»»

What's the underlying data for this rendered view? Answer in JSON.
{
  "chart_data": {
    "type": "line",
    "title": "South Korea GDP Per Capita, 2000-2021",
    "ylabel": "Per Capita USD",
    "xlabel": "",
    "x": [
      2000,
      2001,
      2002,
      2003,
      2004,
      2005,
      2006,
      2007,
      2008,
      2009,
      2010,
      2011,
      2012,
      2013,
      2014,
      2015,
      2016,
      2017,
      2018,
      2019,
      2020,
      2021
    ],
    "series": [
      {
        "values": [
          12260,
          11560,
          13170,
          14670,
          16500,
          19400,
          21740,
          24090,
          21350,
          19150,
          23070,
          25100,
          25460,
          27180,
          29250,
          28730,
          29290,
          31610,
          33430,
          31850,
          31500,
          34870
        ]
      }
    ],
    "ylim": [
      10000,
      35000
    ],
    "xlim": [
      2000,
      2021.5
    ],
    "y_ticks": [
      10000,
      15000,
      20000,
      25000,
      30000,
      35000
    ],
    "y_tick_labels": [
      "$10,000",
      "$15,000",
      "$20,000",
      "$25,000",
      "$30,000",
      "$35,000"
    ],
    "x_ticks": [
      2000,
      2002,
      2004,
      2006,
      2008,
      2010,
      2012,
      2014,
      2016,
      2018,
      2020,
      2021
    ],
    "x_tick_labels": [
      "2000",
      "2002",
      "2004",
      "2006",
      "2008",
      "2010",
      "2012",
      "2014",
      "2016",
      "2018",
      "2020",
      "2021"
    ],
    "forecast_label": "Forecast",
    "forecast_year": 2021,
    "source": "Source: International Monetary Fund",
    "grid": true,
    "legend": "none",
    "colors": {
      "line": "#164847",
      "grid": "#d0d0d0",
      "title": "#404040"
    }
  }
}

««

| PROBLEM |
Make an exact copy of the material above.

| RESULT BELOW |
What's the underlying data for this rendered view? Answer in JSON.
{
  "chart_data": {
    "type": "line",
    "title": "South Korea GDP Per Capita, 2000-2021",
    "ylabel": "Per Capita USD",
    "xlabel": "",
    "x": [
      2000,
      2001,
      2002,
      2003,
      2004,
      2005,
      2006,
      2007,
      2008,
      2009,
      2010,
      2011,
      2012,
      2013,
      2014,
      2015,
      2016,
      2017,
      2018,
      2019,
      2020,
      2021
    ],
    "series": [
      {
        "values": [
          12260,
          11560,
          13170,
          14670,
          16500,
          19400,
          21740,
          24090,
          21350,
          19150,
          23070,
          25100,
          25460,
          27180,
          29250,
          28730,
          29290,
          31610,
          33430,
          31850,
          31500,
          34870
        ]
      }
    ],
    "ylim": [
      10000,
      35000
    ],
    "xlim": [
      2000,
      2021.5
    ],
    "y_ticks": [
      10000,
      15000,
      20000,
      25000,
      30000,
      35000
    ],
    "y_tick_labels": [
      "$10,000",
      "$15,000",
      "$20,000",
      "$25,000",
      "$30,000",
      "$35,000"
    ],
    "x_ticks": [
      2000,
      2002,
      2004,
      2006,
      2008,
      2010,
      2012,
      2014,
      2016,
      2018,
      2020,
      2021
    ],
    "x_tick_labels": [
      "2000",
      "2002",
      "2004",
      "2006",
      "2008",
      "2010",
      "2012",
      "2014",
      "2016",
      "2018",
      "2020",
      "2021"
    ],
    "forecast_label": "Forecast",
    "forecast_year": 2021,
    "source": "Source: International Monetary Fund",
    "grid": true,
    "legend": "none",
    "colors": {
      "line": "#164847",
      "grid": "#d0d0d0",
      "title": "#404040"
    }
  }
}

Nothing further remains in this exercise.